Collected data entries
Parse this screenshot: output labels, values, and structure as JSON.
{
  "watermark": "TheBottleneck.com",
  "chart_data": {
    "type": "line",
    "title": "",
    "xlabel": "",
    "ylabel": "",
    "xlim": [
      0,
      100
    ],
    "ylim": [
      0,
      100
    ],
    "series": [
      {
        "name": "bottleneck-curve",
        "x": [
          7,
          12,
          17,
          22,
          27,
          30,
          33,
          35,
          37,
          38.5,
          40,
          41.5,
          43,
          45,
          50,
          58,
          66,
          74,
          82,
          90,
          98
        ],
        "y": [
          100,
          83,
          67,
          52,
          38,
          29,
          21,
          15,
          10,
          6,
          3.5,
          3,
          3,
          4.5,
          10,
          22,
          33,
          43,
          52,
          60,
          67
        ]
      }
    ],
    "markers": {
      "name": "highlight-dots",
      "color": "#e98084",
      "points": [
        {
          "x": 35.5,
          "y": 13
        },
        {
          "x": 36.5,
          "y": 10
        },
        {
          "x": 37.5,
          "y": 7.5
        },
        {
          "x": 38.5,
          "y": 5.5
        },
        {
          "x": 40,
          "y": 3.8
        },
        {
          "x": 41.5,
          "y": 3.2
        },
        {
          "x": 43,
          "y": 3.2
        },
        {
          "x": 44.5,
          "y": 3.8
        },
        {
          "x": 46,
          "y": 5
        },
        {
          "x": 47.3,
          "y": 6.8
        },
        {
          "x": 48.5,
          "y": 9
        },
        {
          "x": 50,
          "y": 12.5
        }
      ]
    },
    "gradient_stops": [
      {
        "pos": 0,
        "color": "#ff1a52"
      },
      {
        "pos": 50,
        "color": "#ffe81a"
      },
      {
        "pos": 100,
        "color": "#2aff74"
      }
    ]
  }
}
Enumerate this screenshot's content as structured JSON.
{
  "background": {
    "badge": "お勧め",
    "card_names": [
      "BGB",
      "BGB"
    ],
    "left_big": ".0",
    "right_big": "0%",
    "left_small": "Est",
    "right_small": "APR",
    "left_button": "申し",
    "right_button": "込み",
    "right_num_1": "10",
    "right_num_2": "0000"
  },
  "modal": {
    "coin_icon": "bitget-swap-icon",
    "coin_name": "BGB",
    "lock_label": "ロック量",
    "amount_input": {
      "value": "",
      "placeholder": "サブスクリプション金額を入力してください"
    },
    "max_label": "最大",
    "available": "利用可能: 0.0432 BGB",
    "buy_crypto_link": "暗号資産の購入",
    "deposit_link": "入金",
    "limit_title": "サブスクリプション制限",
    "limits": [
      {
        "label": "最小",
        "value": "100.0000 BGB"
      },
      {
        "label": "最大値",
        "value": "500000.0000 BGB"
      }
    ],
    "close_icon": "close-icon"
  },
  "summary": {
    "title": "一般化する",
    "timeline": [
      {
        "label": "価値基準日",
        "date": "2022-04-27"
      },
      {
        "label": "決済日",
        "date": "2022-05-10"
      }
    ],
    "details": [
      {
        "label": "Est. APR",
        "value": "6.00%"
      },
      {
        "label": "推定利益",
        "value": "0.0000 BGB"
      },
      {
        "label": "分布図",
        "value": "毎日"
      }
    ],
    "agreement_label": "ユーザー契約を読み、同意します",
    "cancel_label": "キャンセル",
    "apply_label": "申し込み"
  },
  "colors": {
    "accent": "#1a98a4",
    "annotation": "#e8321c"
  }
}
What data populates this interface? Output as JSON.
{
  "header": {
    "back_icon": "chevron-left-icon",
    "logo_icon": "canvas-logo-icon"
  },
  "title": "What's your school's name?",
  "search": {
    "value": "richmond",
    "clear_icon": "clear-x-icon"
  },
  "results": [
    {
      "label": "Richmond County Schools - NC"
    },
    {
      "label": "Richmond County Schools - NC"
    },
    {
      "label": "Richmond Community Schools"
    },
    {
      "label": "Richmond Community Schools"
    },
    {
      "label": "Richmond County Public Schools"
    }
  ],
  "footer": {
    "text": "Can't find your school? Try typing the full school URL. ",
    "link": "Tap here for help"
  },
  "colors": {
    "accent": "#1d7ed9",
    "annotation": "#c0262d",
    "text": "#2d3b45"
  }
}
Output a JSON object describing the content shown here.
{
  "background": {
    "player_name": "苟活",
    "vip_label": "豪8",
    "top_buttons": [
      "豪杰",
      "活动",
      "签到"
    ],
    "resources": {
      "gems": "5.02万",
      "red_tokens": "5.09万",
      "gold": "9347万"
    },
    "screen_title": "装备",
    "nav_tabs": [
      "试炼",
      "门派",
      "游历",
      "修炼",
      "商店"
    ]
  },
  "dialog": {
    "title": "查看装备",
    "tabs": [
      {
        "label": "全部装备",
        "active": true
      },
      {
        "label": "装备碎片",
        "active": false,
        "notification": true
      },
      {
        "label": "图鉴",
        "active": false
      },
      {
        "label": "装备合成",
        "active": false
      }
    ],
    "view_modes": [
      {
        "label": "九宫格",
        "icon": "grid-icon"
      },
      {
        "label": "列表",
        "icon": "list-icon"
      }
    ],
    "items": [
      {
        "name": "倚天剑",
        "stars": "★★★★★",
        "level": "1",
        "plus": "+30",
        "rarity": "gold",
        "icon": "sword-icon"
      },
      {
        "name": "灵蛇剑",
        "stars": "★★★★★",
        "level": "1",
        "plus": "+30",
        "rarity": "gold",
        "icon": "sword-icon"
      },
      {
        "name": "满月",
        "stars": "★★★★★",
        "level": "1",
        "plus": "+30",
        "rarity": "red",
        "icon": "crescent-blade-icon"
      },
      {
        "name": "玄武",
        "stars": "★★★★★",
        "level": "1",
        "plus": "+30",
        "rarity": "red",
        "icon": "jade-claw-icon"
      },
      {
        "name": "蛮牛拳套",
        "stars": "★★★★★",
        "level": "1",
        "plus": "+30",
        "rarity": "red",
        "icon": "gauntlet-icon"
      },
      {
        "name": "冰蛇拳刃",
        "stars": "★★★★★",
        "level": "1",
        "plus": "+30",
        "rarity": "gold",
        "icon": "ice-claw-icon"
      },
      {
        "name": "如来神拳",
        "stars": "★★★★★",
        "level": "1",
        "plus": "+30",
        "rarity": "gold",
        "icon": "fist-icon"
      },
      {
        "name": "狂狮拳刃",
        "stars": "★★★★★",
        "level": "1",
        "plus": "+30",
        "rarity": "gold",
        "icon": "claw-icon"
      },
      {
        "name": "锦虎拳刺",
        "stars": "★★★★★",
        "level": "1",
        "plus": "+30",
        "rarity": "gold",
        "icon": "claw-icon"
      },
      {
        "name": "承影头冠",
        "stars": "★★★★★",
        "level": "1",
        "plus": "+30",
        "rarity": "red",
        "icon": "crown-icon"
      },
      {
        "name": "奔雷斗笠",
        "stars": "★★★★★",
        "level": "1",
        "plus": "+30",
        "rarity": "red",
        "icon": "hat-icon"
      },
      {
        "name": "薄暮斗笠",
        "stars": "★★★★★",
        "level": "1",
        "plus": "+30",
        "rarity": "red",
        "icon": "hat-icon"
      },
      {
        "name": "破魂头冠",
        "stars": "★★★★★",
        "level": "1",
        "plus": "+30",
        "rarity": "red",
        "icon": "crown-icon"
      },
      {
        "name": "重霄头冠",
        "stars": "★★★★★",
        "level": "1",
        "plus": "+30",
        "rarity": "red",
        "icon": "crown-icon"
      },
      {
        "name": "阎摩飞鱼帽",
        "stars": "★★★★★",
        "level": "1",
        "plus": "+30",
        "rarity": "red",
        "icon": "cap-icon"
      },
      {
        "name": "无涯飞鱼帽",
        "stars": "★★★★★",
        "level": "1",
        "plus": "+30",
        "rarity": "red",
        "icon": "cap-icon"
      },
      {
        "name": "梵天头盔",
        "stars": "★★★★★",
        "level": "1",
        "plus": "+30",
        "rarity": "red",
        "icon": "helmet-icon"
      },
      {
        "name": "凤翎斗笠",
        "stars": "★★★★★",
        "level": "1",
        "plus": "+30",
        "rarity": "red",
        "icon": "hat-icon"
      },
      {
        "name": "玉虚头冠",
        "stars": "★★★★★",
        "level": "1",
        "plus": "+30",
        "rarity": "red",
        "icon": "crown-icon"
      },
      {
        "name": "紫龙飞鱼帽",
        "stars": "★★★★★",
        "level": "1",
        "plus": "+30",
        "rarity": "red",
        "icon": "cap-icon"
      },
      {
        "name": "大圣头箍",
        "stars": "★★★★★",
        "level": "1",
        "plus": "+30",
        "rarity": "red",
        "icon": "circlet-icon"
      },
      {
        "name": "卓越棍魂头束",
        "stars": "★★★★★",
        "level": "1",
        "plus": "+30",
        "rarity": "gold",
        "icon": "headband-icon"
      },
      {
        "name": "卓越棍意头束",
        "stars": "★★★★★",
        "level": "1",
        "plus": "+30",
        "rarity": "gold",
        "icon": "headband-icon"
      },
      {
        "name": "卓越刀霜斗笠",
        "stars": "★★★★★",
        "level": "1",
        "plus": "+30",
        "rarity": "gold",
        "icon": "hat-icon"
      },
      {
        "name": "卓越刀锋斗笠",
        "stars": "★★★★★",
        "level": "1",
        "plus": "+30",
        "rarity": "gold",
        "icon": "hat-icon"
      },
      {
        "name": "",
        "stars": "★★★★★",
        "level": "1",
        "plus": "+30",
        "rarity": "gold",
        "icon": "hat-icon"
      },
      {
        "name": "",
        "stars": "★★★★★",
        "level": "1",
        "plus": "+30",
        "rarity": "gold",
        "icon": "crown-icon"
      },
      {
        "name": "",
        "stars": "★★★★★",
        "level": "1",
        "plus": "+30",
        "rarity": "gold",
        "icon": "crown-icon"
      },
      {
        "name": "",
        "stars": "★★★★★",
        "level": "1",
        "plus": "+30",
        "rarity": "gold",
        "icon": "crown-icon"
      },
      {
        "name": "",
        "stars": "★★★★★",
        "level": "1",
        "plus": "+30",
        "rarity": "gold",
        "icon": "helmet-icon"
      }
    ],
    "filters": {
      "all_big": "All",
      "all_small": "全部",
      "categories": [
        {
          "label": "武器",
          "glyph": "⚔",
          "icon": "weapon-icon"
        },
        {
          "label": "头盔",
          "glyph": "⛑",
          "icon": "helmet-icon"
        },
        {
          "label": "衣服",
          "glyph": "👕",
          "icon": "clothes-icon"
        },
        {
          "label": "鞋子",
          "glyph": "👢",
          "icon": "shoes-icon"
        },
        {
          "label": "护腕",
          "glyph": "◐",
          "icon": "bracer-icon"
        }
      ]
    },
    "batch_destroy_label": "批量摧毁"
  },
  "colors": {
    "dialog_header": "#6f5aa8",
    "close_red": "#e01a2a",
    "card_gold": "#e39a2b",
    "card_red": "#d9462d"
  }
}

- TO DO: Copy all lines from the material that hold "text".

- RESPONSE BELOW:
    "text": "Can't find your school? Try typing the full school URL. ",
    "text": "#2d3b45"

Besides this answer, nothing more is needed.